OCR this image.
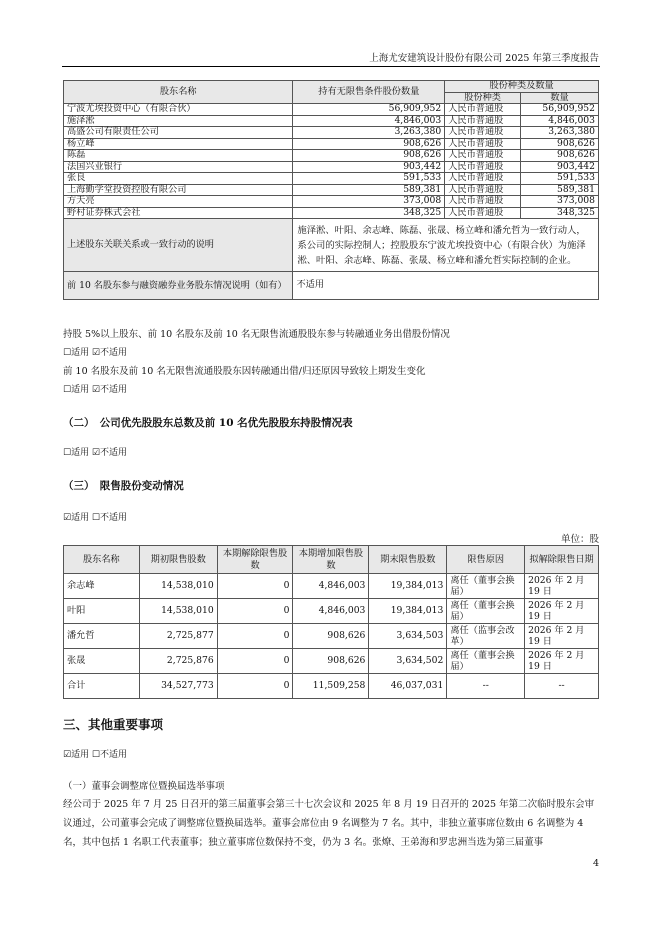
上海尤安建筑设计股份有限公司 2025 年第三季度报告
股东名称	持有无限售条件股份数量	股份种类及数量	
		股份种类	数量
宁波尤埃投资中心（有限合伙）	56,909,952	人民币普通股	56,909,952
施泽淞	4,846,003	人民币普通股	4,846,003
高盛公司有限责任公司	3,263,380	人民币普通股	3,263,380
杨立峰	908,626	人民币普通股	908,626
陈磊	908,626	人民币普通股	908,626
法国兴业银行	903,442	人民币普通股	903,442
张良	591,533	人民币普通股	591,533
上海勤学堂投资控股有限公司	589,381	人民币普通股	589,381
方天亮	373,008	人民币普通股	373,008
野村证券株式会社	348,325	人民币普通股	348,325
上述股东关联关系或一致行动的说明	施泽淞、叶阳、余志峰、陈磊、张晟、杨立峰和潘允哲为一致行动人，系公司的实际控制人；控股股东宁波尤埃投资中心（有限合伙）为施泽淞、叶阳、余志峰、陈磊、张晟、杨立峰和潘允哲实际控制的企业。		
前 10 名股东参与融资融券业务股东情况说明（如有）	不适用		
持股 5%以上股东、前 10 名股东及前 10 名无限售流通股股东参与转融通业务出借股份情况
☐适用 ☑不适用
前 10 名股东及前 10 名无限售流通股股东因转融通出借/归还原因导致较上期发生变化
☐适用 ☑不适用
（二）　公司优先股股东总数及前 10 名优先股股东持股情况表
☐适用 ☑不适用
（三）　限售股份变动情况
☑适用 ☐不适用
单位：股
股东名称	期初限售股数	本期解除限售股数	本期增加限售股数	期末限售股数	限售原因	拟解除限售日期
余志峰	14,538,010	0	4,846,003	19,384,013	离任（董事会换届）	2026 年 2 月 19 日
叶阳	14,538,010	0	4,846,003	19,384,013	离任（董事会换届）	2026 年 2 月 19 日
潘允哲	2,725,877	0	908,626	3,634,503	离任（监事会改革）	2026 年 2 月 19 日
张晟	2,725,876	0	908,626	3,634,502	离任（董事会换届）	2026 年 2 月 19 日
合计	34,527,773	0	11,509,258	46,037,031	--	--
三、其他重要事项
☑适用 ☐不适用
（一）董事会调整席位暨换届选举事项
经公司于 2025 年 7 月 25 日召开的第三届董事会第三十七次会议和 2025 年 8 月 19 日召开的 2025 年第二次临时股东会审议通过，公司董事会完成了调整席位暨换届选举。董事会席位由 9 名调整为 7 名。其中，非独立董事席位数由 6 名调整为 4 名，其中包括 1 名职工代表董事；独立董事席位数保持不变，仍为 3 名。张燎、王弟海和罗忠洲当选为第三届董事
4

________________

» **EXERCISE**
Pictures are to be left out; repeat all the remaining data exactly.

» **FULL SOLUTION**
OCR this image.
上海尤安建筑设计股份有限公司 2025 年第三季度报告
股东名称	持有无限售条件股份数量	股份种类及数量	
		股份种类	数量
宁波尤埃投资中心（有限合伙）	56,909,952	人民币普通股	56,909,952
施泽淞	4,846,003	人民币普通股	4,846,003
高盛公司有限责任公司	3,263,380	人民币普通股	3,263,380
杨立峰	908,626	人民币普通股	908,626
陈磊	908,626	人民币普通股	908,626
法国兴业银行	903,442	人民币普通股	903,442
张良	591,533	人民币普通股	591,533
上海勤学堂投资控股有限公司	589,381	人民币普通股	589,381
方天亮	373,008	人民币普通股	373,008
野村证券株式会社	348,325	人民币普通股	348,325
上述股东关联关系或一致行动的说明	施泽淞、叶阳、余志峰、陈磊、张晟、杨立峰和潘允哲为一致行动人，系公司的实际控制人；控股股东宁波尤埃投资中心（有限合伙）为施泽淞、叶阳、余志峰、陈磊、张晟、杨立峰和潘允哲实际控制的企业。		
前 10 名股东参与融资融券业务股东情况说明（如有）	不适用		
持股 5%以上股东、前 10 名股东及前 10 名无限售流通股股东参与转融通业务出借股份情况
☐适用 ☑不适用
前 10 名股东及前 10 名无限售流通股股东因转融通出借/归还原因导致较上期发生变化
☐适用 ☑不适用
（二）　公司优先股股东总数及前 10 名优先股股东持股情况表
☐适用 ☑不适用
（三）　限售股份变动情况
☑适用 ☐不适用
单位：股
股东名称	期初限售股数	本期解除限售股数	本期增加限售股数	期末限售股数	限售原因	拟解除限售日期
余志峰	14,538,010	0	4,846,003	19,384,013	离任（董事会换届）	2026 年 2 月 19 日
叶阳	14,538,010	0	4,846,003	19,384,013	离任（董事会换届）	2026 年 2 月 19 日
潘允哲	2,725,877	0	908,626	3,634,503	离任（监事会改革）	2026 年 2 月 19 日
张晟	2,725,876	0	908,626	3,634,502	离任（董事会换届）	2026 年 2 月 19 日
合计	34,527,773	0	11,509,258	46,037,031	--	--
三、其他重要事项
☑适用 ☐不适用
（一）董事会调整席位暨换届选举事项
经公司于 2025 年 7 月 25 日召开的第三届董事会第三十七次会议和 2025 年 8 月 19 日召开的 2025 年第二次临时股东会审议通过，公司董事会完成了调整席位暨换届选举。董事会席位由 9 名调整为 7 名。其中，非独立董事席位数由 6 名调整为 4 名，其中包括 1 名职工代表董事；独立董事席位数保持不变，仍为 3 名。张燎、王弟海和罗忠洲当选为第三届董事
4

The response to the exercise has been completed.